Exercise data =>
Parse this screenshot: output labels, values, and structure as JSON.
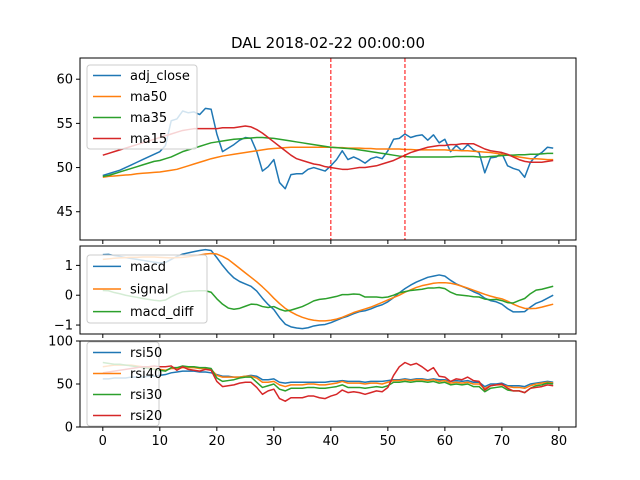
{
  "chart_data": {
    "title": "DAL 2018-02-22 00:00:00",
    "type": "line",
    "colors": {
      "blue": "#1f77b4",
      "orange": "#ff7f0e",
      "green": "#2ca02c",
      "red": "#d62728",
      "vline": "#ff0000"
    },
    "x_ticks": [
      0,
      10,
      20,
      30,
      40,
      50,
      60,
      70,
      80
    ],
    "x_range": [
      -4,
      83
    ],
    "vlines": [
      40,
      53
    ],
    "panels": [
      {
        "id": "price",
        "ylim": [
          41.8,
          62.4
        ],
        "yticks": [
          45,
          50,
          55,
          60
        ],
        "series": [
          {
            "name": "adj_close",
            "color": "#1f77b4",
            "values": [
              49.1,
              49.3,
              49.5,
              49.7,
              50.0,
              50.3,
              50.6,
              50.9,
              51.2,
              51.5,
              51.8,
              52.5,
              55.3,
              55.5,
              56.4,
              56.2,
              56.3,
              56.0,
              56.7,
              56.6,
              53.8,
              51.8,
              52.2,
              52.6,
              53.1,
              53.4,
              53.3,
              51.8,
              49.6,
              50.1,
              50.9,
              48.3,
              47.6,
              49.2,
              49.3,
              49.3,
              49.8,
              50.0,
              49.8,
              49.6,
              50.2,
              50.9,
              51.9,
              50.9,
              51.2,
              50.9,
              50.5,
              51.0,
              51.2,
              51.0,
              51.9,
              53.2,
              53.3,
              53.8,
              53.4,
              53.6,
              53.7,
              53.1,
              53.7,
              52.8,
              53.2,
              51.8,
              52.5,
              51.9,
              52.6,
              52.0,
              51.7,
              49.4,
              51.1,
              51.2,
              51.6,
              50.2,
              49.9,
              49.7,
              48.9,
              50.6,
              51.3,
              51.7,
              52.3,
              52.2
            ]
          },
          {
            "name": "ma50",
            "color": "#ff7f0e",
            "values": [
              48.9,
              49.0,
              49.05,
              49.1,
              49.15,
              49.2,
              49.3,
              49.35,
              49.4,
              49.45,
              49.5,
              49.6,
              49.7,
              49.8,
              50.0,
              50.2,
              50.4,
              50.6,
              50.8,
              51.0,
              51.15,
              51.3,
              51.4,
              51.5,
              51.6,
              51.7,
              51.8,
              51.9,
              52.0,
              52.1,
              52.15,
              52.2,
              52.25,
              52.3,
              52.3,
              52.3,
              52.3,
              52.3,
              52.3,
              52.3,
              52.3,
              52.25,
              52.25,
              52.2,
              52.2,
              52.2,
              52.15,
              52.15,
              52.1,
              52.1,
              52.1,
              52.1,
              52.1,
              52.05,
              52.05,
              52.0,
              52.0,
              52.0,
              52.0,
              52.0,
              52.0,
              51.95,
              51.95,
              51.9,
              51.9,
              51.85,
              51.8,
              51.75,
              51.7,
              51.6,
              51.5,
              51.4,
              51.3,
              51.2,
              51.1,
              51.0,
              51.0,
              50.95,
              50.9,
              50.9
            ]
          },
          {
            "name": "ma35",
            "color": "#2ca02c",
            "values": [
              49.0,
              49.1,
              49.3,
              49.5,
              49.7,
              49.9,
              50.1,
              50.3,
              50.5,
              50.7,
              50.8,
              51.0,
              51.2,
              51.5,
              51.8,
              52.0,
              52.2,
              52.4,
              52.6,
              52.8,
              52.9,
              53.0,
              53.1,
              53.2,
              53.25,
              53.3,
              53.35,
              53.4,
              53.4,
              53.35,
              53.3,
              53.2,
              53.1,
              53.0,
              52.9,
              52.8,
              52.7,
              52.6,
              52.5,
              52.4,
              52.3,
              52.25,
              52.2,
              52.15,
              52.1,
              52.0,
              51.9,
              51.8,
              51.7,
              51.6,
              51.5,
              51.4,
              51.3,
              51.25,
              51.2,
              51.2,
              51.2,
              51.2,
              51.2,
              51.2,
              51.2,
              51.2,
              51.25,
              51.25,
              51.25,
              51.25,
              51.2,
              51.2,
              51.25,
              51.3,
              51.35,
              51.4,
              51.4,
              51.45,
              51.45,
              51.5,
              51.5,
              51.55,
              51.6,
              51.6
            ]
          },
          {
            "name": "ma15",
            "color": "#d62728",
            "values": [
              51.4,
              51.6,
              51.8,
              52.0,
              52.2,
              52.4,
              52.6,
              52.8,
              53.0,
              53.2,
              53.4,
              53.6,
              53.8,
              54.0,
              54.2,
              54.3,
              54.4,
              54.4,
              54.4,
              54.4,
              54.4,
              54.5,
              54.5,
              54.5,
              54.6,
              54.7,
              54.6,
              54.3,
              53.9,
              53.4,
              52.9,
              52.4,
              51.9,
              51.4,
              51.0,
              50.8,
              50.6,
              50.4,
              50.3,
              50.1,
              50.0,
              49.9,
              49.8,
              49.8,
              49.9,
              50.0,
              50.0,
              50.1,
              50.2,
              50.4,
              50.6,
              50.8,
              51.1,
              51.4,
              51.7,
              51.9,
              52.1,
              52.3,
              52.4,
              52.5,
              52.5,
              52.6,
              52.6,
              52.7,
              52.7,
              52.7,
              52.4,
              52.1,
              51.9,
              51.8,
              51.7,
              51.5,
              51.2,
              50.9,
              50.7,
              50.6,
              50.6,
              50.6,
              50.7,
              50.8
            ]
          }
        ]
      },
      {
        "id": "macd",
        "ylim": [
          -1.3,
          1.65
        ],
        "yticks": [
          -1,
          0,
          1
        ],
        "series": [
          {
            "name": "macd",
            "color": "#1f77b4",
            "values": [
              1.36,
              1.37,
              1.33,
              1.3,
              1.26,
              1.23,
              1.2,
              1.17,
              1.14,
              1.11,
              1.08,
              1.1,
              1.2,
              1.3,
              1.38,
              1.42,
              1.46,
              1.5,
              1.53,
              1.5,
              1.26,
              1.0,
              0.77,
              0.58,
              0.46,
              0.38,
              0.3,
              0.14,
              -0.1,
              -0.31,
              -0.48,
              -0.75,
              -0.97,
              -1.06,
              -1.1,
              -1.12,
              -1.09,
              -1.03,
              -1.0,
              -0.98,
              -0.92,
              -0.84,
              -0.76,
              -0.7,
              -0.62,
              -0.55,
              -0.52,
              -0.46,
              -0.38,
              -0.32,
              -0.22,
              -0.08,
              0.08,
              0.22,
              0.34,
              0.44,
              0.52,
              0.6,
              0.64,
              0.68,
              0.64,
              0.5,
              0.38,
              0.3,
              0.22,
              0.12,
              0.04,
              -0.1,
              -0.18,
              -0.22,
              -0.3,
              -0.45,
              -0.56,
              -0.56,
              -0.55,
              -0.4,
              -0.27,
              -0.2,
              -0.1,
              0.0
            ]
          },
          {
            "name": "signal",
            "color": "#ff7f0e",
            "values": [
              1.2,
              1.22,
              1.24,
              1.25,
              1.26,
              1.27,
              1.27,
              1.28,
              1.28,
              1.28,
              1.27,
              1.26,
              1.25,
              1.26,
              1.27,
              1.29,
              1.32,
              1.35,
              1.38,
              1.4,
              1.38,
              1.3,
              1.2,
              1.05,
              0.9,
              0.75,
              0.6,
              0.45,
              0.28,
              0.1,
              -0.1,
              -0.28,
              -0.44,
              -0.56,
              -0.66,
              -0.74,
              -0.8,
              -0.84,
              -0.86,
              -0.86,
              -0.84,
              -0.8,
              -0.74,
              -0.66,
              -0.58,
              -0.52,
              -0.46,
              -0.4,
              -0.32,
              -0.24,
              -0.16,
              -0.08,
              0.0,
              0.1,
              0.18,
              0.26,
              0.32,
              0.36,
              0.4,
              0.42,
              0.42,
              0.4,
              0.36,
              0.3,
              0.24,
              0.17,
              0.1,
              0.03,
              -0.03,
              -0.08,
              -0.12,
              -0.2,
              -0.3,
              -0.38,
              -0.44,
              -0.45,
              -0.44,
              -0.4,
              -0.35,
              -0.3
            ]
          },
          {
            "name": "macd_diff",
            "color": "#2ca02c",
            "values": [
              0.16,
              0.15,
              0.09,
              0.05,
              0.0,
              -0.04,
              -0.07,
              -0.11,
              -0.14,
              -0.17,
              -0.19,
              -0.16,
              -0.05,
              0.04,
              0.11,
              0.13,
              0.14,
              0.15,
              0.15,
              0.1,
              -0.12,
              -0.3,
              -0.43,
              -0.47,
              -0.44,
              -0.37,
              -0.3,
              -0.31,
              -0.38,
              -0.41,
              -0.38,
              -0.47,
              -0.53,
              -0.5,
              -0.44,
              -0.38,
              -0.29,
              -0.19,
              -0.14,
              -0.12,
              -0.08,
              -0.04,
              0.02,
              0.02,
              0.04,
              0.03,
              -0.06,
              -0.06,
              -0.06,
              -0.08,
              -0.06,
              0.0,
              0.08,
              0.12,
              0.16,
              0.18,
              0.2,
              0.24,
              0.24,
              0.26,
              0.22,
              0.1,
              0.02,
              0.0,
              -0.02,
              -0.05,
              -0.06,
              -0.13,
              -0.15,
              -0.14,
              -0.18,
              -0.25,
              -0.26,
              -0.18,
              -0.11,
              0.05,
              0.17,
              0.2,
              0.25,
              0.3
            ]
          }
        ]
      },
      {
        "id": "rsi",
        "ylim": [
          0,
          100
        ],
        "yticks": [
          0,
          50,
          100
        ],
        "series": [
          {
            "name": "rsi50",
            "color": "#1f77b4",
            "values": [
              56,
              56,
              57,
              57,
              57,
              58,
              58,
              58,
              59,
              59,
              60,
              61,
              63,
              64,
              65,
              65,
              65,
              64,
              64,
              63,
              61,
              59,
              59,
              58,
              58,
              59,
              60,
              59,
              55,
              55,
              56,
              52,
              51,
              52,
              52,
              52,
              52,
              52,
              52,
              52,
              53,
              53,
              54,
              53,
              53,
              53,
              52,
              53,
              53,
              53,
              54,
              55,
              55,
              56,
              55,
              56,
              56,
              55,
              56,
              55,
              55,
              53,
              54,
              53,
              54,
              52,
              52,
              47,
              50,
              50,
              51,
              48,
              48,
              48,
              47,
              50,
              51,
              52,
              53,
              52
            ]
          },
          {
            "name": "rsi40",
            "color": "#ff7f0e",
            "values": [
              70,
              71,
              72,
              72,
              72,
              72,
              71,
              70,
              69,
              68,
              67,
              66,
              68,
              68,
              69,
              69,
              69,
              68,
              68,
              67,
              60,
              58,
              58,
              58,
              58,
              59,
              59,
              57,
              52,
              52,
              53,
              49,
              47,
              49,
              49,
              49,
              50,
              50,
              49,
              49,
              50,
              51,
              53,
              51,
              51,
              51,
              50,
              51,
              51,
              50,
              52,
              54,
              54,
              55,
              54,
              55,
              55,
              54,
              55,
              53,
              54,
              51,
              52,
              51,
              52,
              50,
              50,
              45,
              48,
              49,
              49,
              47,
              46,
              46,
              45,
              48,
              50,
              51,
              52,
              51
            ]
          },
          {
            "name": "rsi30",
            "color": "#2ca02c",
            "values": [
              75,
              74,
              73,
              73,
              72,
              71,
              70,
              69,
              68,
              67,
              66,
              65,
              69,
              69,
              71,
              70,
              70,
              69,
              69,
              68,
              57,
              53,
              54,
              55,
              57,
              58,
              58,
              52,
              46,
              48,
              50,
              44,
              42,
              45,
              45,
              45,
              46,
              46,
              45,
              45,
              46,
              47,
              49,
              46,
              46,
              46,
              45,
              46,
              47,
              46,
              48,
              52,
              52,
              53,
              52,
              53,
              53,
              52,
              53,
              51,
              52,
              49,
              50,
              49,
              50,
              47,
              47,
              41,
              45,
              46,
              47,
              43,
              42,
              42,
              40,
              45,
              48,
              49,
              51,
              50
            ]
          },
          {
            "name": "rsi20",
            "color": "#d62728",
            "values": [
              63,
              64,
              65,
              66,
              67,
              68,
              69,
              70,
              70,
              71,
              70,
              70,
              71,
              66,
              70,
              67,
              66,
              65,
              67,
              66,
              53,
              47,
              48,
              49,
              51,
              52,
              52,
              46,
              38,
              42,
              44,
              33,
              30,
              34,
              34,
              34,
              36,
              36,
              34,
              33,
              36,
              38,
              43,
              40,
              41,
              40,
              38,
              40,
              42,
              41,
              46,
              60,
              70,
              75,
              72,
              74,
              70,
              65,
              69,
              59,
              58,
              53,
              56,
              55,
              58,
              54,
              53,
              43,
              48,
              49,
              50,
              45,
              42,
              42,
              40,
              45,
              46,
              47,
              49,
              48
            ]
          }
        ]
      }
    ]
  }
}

What you need to do => Gather from the entries above all lines that include the string "name".

Task result =>
            "name": "adj_close",
            "name": "ma50",
            "name": "ma35",
            "name": "ma15",
            "name": "macd",
            "name": "signal",
            "name": "macd_diff",
            "name": "rsi50",
            "name": "rsi40",
            "name": "rsi30",
            "name": "rsi20",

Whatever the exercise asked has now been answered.